▶ [Given task]:
Count the lines containing "Come". Give the number alone.

++++ Supplied material

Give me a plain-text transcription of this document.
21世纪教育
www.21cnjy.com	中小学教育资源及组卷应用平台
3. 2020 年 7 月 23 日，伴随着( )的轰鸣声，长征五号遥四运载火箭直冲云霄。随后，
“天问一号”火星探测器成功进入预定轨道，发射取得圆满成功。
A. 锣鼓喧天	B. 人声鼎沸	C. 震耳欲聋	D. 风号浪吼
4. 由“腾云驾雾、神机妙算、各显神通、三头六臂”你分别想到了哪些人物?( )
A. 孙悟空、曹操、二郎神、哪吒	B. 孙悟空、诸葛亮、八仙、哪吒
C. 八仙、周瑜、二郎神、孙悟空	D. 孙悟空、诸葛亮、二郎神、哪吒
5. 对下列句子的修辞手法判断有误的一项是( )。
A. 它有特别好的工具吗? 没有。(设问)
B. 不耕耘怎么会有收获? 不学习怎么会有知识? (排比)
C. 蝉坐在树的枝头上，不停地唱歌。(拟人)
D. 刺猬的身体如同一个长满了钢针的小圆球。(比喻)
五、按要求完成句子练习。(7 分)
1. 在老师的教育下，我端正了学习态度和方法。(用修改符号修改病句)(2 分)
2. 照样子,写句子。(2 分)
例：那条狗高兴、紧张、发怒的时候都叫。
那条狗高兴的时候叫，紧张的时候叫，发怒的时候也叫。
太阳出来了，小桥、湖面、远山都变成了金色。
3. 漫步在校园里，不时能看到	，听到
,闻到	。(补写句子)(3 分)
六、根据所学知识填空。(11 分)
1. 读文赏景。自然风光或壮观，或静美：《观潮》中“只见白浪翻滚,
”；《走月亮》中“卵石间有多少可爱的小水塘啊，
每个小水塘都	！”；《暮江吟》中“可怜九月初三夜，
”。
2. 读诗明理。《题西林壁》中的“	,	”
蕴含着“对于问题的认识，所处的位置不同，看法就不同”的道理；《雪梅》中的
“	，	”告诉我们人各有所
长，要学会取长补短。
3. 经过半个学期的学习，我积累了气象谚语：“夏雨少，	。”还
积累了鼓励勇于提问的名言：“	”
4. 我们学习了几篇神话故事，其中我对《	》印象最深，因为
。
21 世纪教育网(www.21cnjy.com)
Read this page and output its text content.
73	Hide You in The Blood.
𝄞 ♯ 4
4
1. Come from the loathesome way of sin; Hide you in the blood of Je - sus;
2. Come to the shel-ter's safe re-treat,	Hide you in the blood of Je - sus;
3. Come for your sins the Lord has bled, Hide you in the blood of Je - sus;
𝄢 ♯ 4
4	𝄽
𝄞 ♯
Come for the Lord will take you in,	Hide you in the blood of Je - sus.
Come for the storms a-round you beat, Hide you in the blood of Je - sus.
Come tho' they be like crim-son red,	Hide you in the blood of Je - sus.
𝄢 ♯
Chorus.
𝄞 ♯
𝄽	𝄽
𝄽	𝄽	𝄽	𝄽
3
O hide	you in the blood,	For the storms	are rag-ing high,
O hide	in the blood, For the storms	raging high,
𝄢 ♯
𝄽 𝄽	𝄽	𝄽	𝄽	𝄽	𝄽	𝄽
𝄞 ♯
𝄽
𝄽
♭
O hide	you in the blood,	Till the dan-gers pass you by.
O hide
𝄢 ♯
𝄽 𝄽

++++++++

▶ [Task output]:
6